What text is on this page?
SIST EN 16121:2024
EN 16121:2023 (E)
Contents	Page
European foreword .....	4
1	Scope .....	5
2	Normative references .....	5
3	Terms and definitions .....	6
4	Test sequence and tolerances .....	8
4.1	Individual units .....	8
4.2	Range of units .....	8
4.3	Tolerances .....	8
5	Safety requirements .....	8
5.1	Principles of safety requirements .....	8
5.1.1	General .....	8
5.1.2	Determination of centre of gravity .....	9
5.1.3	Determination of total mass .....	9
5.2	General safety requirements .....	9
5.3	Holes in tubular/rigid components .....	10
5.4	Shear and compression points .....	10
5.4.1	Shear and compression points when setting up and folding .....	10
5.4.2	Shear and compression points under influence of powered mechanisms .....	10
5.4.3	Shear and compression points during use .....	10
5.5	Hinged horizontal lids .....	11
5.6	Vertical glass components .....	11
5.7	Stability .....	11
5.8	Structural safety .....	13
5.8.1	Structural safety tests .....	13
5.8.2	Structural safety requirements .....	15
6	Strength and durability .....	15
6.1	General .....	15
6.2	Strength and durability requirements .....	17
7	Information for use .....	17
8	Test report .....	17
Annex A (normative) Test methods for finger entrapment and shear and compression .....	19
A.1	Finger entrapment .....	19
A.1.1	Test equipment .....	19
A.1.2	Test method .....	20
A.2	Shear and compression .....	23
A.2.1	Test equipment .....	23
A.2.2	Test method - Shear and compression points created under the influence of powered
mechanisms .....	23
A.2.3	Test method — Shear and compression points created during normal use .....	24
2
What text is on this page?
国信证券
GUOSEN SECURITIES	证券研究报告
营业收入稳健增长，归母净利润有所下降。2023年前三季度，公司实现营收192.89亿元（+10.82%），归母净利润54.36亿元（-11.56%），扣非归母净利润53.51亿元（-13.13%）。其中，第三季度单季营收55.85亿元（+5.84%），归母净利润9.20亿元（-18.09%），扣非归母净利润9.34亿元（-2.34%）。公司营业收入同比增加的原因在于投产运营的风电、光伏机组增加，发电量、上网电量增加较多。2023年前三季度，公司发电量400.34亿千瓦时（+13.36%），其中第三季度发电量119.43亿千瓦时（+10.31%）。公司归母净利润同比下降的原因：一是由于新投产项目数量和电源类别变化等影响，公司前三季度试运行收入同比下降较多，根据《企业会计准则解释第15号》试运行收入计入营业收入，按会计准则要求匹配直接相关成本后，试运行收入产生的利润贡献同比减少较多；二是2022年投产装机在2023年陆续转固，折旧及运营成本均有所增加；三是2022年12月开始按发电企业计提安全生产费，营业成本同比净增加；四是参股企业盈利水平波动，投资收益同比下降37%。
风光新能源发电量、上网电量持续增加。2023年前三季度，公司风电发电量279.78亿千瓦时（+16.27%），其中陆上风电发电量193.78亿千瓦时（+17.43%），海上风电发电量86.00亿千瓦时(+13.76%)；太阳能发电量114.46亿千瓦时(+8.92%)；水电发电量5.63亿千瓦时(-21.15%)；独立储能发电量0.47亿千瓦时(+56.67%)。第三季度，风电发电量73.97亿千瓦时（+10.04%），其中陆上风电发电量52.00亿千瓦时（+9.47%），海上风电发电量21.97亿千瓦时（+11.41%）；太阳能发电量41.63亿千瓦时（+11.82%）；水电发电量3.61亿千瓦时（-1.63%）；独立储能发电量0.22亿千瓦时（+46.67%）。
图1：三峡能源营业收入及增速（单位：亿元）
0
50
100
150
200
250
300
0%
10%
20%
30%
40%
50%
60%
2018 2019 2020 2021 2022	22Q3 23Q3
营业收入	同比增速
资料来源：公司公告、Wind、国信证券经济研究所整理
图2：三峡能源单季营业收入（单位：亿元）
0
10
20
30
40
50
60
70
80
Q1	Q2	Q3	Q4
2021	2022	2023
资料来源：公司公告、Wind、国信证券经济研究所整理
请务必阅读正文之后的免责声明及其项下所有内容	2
——
WHAT YOU WILL DO:
Quote the data above in full, changing nothing.

REPLY:
What text is on this page?
SIST EN 16121:2024
EN 16121:2023 (E)
Contents	Page
European foreword .....	4
1	Scope .....	5
2	Normative references .....	5
3	Terms and definitions .....	6
4	Test sequence and tolerances .....	8
4.1	Individual units .....	8
4.2	Range of units .....	8
4.3	Tolerances .....	8
5	Safety requirements .....	8
5.1	Principles of safety requirements .....	8
5.1.1	General .....	8
5.1.2	Determination of centre of gravity .....	9
5.1.3	Determination of total mass .....	9
5.2	General safety requirements .....	9
5.3	Holes in tubular/rigid components .....	10
5.4	Shear and compression points .....	10
5.4.1	Shear and compression points when setting up and folding .....	10
5.4.2	Shear and compression points under influence of powered mechanisms .....	10
5.4.3	Shear and compression points during use .....	10
5.5	Hinged horizontal lids .....	11
5.6	Vertical glass components .....	11
5.7	Stability .....	11
5.8	Structural safety .....	13
5.8.1	Structural safety tests .....	13
5.8.2	Structural safety requirements .....	15
6	Strength and durability .....	15
6.1	General .....	15
6.2	Strength and durability requirements .....	17
7	Information for use .....	17
8	Test report .....	17
Annex A (normative) Test methods for finger entrapment and shear and compression .....	19
A.1	Finger entrapment .....	19
A.1.1	Test equipment .....	19
A.1.2	Test method .....	20
A.2	Shear and compression .....	23
A.2.1	Test equipment .....	23
A.2.2	Test method - Shear and compression points created under the influence of powered
mechanisms .....	23
A.2.3	Test method — Shear and compression points created during normal use .....	24
2
What text is on this page?
国信证券
GUOSEN SECURITIES	证券研究报告
营业收入稳健增长，归母净利润有所下降。2023年前三季度，公司实现营收192.89亿元（+10.82%），归母净利润54.36亿元（-11.56%），扣非归母净利润53.51亿元（-13.13%）。其中，第三季度单季营收55.85亿元（+5.84%），归母净利润9.20亿元（-18.09%），扣非归母净利润9.34亿元（-2.34%）。公司营业收入同比增加的原因在于投产运营的风电、光伏机组增加，发电量、上网电量增加较多。2023年前三季度，公司发电量400.34亿千瓦时（+13.36%），其中第三季度发电量119.43亿千瓦时（+10.31%）。公司归母净利润同比下降的原因：一是由于新投产项目数量和电源类别变化等影响，公司前三季度试运行收入同比下降较多，根据《企业会计准则解释第15号》试运行收入计入营业收入，按会计准则要求匹配直接相关成本后，试运行收入产生的利润贡献同比减少较多；二是2022年投产装机在2023年陆续转固，折旧及运营成本均有所增加；三是2022年12月开始按发电企业计提安全生产费，营业成本同比净增加；四是参股企业盈利水平波动，投资收益同比下降37%。
风光新能源发电量、上网电量持续增加。2023年前三季度，公司风电发电量279.78亿千瓦时（+16.27%），其中陆上风电发电量193.78亿千瓦时（+17.43%），海上风电发电量86.00亿千瓦时(+13.76%)；太阳能发电量114.46亿千瓦时(+8.92%)；水电发电量5.63亿千瓦时(-21.15%)；独立储能发电量0.47亿千瓦时(+56.67%)。第三季度，风电发电量73.97亿千瓦时（+10.04%），其中陆上风电发电量52.00亿千瓦时（+9.47%），海上风电发电量21.97亿千瓦时（+11.41%）；太阳能发电量41.63亿千瓦时（+11.82%）；水电发电量3.61亿千瓦时（-1.63%）；独立储能发电量0.22亿千瓦时（+46.67%）。
图1：三峡能源营业收入及增速（单位：亿元）
0
50
100
150
200
250
300
0%
10%
20%
30%
40%
50%
60%
2018 2019 2020 2021 2022	22Q3 23Q3
营业收入	同比增速
资料来源：公司公告、Wind、国信证券经济研究所整理
图2：三峡能源单季营业收入（单位：亿元）
0
10
20
30
40
50
60
70
80
Q1	Q2	Q3	Q4
2021	2022	2023
资料来源：公司公告、Wind、国信证券经济研究所整理
请务必阅读正文之后的免责声明及其项下所有内容	2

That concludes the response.